■ Aim of the exercise ■
Every line containing the word "recents" needs to be found and copied.
╭──
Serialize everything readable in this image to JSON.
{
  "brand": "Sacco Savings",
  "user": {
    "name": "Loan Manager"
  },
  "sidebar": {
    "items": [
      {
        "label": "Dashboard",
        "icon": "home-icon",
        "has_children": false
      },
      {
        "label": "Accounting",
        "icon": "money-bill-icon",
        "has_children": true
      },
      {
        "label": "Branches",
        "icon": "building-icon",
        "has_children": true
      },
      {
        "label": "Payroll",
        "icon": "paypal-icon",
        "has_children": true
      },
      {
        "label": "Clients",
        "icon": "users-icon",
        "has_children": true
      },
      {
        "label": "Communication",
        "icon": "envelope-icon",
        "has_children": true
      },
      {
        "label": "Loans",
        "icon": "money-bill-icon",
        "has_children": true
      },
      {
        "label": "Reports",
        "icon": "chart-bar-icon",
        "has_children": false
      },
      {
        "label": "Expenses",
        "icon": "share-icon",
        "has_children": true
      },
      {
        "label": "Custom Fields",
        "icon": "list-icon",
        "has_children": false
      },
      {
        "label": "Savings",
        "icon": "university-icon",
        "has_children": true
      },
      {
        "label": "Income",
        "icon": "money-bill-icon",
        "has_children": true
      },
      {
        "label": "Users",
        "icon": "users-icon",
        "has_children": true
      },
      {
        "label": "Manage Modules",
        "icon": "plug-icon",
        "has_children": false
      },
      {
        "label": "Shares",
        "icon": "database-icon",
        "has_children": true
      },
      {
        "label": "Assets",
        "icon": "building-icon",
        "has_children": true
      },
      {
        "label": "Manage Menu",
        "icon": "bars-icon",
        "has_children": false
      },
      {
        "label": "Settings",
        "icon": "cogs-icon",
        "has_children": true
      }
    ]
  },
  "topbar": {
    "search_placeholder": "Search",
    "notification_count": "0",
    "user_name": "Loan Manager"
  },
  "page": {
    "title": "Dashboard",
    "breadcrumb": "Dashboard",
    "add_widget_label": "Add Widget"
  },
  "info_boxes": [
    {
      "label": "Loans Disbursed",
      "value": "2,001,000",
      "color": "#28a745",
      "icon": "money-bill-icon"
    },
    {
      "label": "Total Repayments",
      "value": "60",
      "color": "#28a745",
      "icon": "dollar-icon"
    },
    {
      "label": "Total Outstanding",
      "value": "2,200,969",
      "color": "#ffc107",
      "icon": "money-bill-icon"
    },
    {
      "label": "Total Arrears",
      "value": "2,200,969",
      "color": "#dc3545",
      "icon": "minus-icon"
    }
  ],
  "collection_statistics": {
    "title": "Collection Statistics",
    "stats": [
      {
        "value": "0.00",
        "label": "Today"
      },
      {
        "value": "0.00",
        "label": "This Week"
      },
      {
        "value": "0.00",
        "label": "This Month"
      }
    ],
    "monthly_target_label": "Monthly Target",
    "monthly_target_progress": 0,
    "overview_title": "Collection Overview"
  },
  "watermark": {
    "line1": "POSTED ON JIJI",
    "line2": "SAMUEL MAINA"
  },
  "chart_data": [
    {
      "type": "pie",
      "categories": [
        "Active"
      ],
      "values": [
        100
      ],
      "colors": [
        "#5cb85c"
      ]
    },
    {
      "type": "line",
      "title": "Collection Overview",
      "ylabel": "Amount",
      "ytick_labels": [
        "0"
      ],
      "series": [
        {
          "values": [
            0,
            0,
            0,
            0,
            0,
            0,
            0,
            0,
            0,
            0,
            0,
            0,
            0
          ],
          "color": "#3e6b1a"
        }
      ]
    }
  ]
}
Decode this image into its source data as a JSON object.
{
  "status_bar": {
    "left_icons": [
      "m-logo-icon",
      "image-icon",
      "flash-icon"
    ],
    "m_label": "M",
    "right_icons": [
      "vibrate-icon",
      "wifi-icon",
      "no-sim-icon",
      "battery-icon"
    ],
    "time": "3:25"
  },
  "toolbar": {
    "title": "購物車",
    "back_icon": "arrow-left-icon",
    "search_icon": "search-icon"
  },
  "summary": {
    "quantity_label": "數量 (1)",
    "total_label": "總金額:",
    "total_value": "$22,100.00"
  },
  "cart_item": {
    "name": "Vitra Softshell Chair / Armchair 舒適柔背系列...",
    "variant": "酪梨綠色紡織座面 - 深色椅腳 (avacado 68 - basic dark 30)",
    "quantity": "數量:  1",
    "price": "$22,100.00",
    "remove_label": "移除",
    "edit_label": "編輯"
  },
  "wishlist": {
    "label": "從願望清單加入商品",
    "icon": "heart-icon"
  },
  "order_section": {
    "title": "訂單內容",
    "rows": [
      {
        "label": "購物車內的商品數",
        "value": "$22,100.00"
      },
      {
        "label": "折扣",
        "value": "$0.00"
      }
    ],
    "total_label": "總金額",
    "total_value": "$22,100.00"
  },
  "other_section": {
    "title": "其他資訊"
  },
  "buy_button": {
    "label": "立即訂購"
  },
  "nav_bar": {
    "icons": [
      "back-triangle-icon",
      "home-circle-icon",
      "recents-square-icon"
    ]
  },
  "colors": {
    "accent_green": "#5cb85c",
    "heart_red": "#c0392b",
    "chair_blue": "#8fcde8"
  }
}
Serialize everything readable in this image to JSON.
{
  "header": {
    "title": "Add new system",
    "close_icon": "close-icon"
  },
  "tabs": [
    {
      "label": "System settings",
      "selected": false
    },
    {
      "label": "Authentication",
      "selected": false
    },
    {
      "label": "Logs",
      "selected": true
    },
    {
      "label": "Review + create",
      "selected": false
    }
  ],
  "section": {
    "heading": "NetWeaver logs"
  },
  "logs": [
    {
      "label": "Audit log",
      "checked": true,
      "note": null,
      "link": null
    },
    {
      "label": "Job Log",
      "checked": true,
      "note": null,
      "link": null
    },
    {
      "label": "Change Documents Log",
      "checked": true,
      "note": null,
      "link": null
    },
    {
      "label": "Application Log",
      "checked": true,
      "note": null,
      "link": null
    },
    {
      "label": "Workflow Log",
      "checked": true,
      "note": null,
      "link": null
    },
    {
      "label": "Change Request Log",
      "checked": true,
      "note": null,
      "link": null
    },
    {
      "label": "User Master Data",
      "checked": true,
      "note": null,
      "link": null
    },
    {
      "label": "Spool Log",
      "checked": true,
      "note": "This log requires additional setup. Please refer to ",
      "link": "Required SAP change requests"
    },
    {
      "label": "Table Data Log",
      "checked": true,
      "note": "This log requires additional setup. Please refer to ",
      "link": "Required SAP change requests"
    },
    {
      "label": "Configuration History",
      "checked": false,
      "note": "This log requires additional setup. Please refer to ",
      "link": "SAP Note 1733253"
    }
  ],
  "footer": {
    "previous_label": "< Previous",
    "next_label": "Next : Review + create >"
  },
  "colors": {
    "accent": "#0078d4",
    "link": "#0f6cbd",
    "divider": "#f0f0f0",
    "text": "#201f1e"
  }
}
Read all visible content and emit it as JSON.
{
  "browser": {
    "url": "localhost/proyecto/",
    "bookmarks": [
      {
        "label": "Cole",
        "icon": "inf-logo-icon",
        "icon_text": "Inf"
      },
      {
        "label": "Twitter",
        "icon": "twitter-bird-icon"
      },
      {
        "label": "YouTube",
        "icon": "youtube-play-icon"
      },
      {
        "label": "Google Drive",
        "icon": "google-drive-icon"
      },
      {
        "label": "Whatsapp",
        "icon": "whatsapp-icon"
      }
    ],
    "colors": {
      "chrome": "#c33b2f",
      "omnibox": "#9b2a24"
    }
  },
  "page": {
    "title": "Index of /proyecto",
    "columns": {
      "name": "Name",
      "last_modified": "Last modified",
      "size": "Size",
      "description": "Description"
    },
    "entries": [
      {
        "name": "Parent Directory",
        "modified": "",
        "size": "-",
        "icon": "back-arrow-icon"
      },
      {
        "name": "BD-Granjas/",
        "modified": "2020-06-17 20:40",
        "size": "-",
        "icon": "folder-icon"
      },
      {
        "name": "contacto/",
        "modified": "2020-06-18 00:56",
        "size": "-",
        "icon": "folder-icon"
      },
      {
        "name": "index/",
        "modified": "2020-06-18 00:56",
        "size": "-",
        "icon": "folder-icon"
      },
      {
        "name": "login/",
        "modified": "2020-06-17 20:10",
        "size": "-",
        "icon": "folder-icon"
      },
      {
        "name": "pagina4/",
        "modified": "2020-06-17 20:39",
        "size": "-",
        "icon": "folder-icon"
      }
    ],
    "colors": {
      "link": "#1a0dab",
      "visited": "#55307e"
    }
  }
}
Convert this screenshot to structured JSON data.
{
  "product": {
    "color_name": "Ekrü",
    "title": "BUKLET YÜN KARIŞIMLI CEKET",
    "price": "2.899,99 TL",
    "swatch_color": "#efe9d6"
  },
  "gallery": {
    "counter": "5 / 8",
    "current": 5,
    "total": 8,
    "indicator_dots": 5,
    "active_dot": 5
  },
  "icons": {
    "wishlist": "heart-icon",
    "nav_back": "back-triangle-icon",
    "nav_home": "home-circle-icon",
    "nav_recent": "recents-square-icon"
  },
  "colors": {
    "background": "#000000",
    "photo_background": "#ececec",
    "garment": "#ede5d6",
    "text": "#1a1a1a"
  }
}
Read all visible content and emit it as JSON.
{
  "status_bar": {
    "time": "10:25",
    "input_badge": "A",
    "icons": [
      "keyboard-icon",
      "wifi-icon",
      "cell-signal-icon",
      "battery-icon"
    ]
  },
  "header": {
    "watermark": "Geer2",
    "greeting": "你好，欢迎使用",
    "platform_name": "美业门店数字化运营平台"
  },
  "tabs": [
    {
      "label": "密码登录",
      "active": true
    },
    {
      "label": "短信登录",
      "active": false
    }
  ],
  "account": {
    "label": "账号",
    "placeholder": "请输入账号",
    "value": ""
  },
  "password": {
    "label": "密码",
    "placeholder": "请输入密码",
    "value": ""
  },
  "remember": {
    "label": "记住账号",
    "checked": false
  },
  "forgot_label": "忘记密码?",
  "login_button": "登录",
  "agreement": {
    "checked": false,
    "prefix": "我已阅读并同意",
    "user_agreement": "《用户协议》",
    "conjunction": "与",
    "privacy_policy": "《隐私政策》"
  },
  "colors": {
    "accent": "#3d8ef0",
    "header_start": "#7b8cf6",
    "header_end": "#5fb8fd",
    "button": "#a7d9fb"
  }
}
╰──
■ Answer to the problem ■
      "recents-square-icon"
    "nav_recent": "recents-square-icon"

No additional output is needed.